- [Work required]: Output each entry that follows exactly. Images stay out.

- [Supplied records]:
◇ ◇ ◇ ◇ ◇ ◇ ◇
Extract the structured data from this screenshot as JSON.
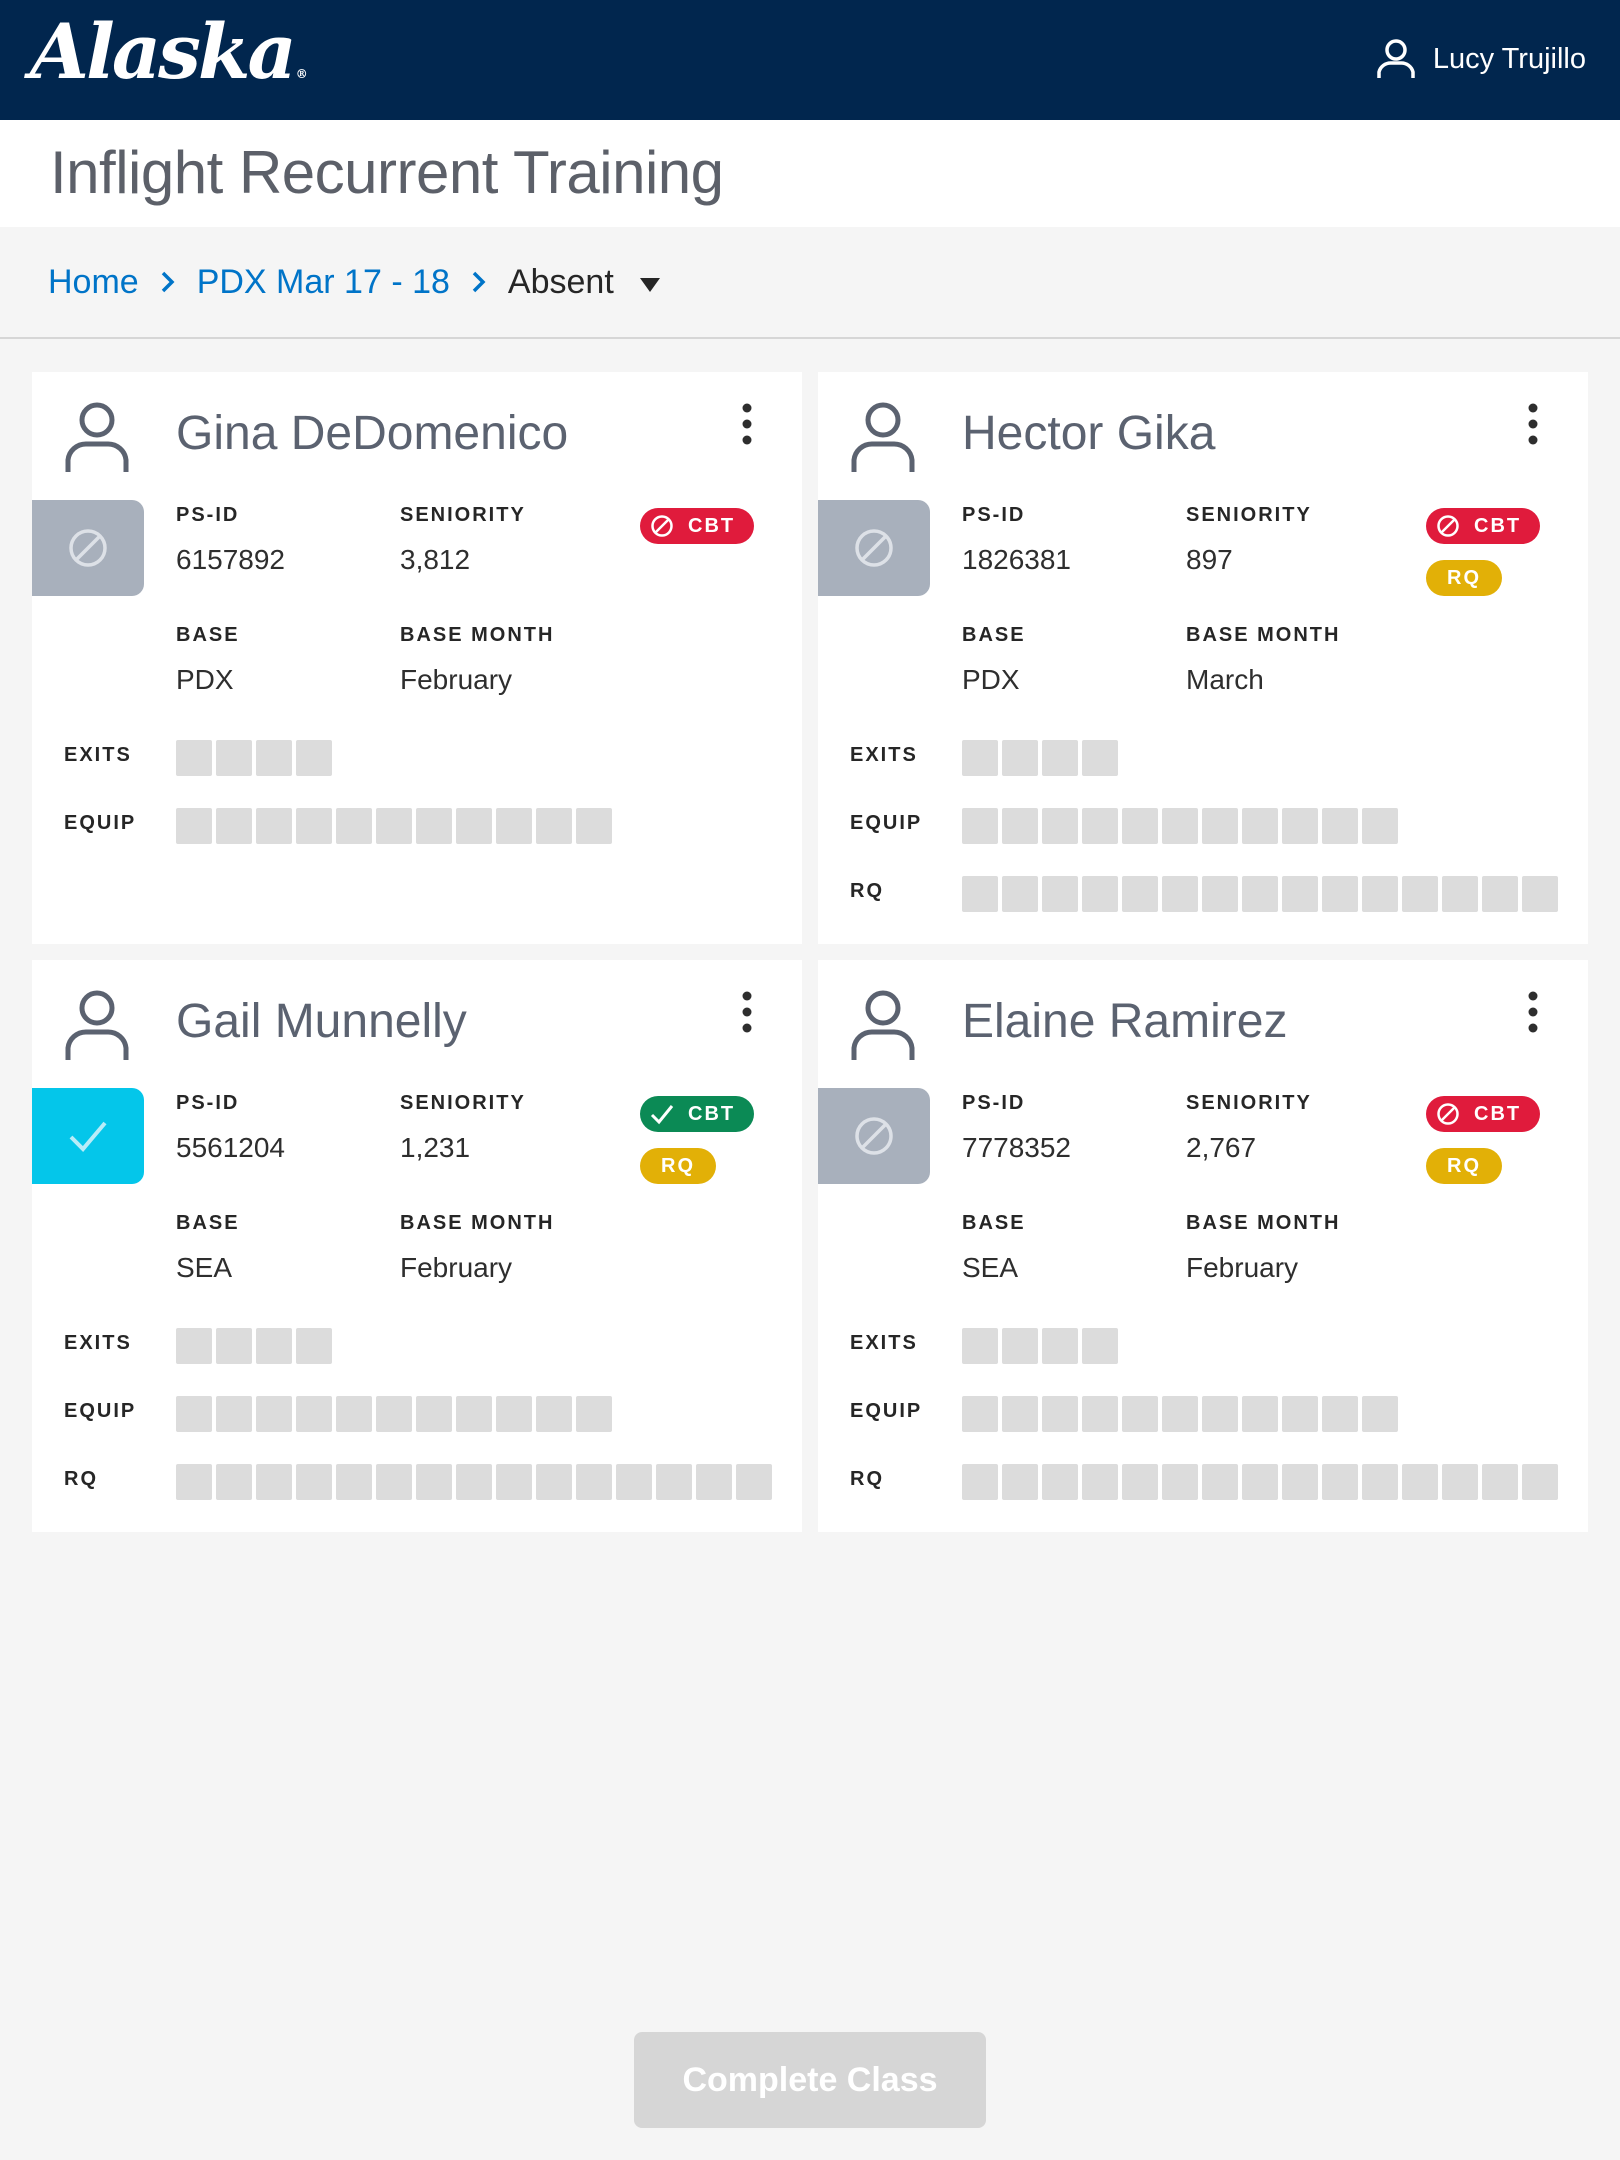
{
  "header": {
    "logo_text": "Alaska",
    "logo_mark": "®",
    "user_name": "Lucy Trujillo"
  },
  "page_title": "Inflight Recurrent Training",
  "breadcrumb": {
    "home": "Home",
    "class": "PDX Mar 17 - 18",
    "filter": "Absent"
  },
  "labels": {
    "ps_id": "PS-ID",
    "seniority": "SENIORITY",
    "base": "BASE",
    "base_month": "BASE MONTH",
    "exits": "EXITS",
    "equip": "EQUIP",
    "rq": "RQ",
    "cbt": "CBT"
  },
  "cards": [
    {
      "name": "Gina DeDomenico",
      "ps_id": "6157892",
      "seniority": "3,812",
      "base": "PDX",
      "base_month": "February",
      "status": "absent",
      "cbt_status": "incomplete",
      "rq_badge": false,
      "exits_count": 4,
      "equip_count": 11,
      "rq_count": 0
    },
    {
      "name": "Hector Gika",
      "ps_id": "1826381",
      "seniority": "897",
      "base": "PDX",
      "base_month": "March",
      "status": "absent",
      "cbt_status": "incomplete",
      "rq_badge": true,
      "exits_count": 4,
      "equip_count": 11,
      "rq_count": 15
    },
    {
      "name": "Gail Munnelly",
      "ps_id": "5561204",
      "seniority": "1,231",
      "base": "SEA",
      "base_month": "February",
      "status": "present",
      "cbt_status": "complete",
      "rq_badge": true,
      "exits_count": 4,
      "equip_count": 11,
      "rq_count": 15
    },
    {
      "name": "Elaine Ramirez",
      "ps_id": "7778352",
      "seniority": "2,767",
      "base": "SEA",
      "base_month": "February",
      "status": "absent",
      "cbt_status": "incomplete",
      "rq_badge": true,
      "exits_count": 4,
      "equip_count": 11,
      "rq_count": 15
    }
  ],
  "footer": {
    "complete_label": "Complete Class"
  },
  "colors": {
    "navy": "#01264e",
    "link": "#0074c8",
    "cbt_incomplete": "#e01b3c",
    "cbt_complete": "#0b8a55",
    "rq": "#e2b007",
    "present": "#04c6ea",
    "absent": "#a8b0bc"
  }
}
◇ ◇ ◇ ◇ ◇ ◇ ◇
- [Answer]:
Extract the structured data from this screenshot as JSON.
{
  "header": {
    "logo_text": "Alaska",
    "logo_mark": "®",
    "user_name": "Lucy Trujillo"
  },
  "page_title": "Inflight Recurrent Training",
  "breadcrumb": {
    "home": "Home",
    "class": "PDX Mar 17 - 18",
    "filter": "Absent"
  },
  "labels": {
    "ps_id": "PS-ID",
    "seniority": "SENIORITY",
    "base": "BASE",
    "base_month": "BASE MONTH",
    "exits": "EXITS",
    "equip": "EQUIP",
    "rq": "RQ",
    "cbt": "CBT"
  },
  "cards": [
    {
      "name": "Gina DeDomenico",
      "ps_id": "6157892",
      "seniority": "3,812",
      "base": "PDX",
      "base_month": "February",
      "status": "absent",
      "cbt_status": "incomplete",
      "rq_badge": false,
      "exits_count": 4,
      "equip_count": 11,
      "rq_count": 0
    },
    {
      "name": "Hector Gika",
      "ps_id": "1826381",
      "seniority": "897",
      "base": "PDX",
      "base_month": "March",
      "status": "absent",
      "cbt_status": "incomplete",
      "rq_badge": true,
      "exits_count": 4,
      "equip_count": 11,
      "rq_count": 15
    },
    {
      "name": "Gail Munnelly",
      "ps_id": "5561204",
      "seniority": "1,231",
      "base": "SEA",
      "base_month": "February",
      "status": "present",
      "cbt_status": "complete",
      "rq_badge": true,
      "exits_count": 4,
      "equip_count": 11,
      "rq_count": 15
    },
    {
      "name": "Elaine Ramirez",
      "ps_id": "7778352",
      "seniority": "2,767",
      "base": "SEA",
      "base_month": "February",
      "status": "absent",
      "cbt_status": "incomplete",
      "rq_badge": true,
      "exits_count": 4,
      "equip_count": 11,
      "rq_count": 15
    }
  ],
  "footer": {
    "complete_label": "Complete Class"
  },
  "colors": {
    "navy": "#01264e",
    "link": "#0074c8",
    "cbt_incomplete": "#e01b3c",
    "cbt_complete": "#0b8a55",
    "rq": "#e2b007",
    "present": "#04c6ea",
    "absent": "#a8b0bc"
  }
}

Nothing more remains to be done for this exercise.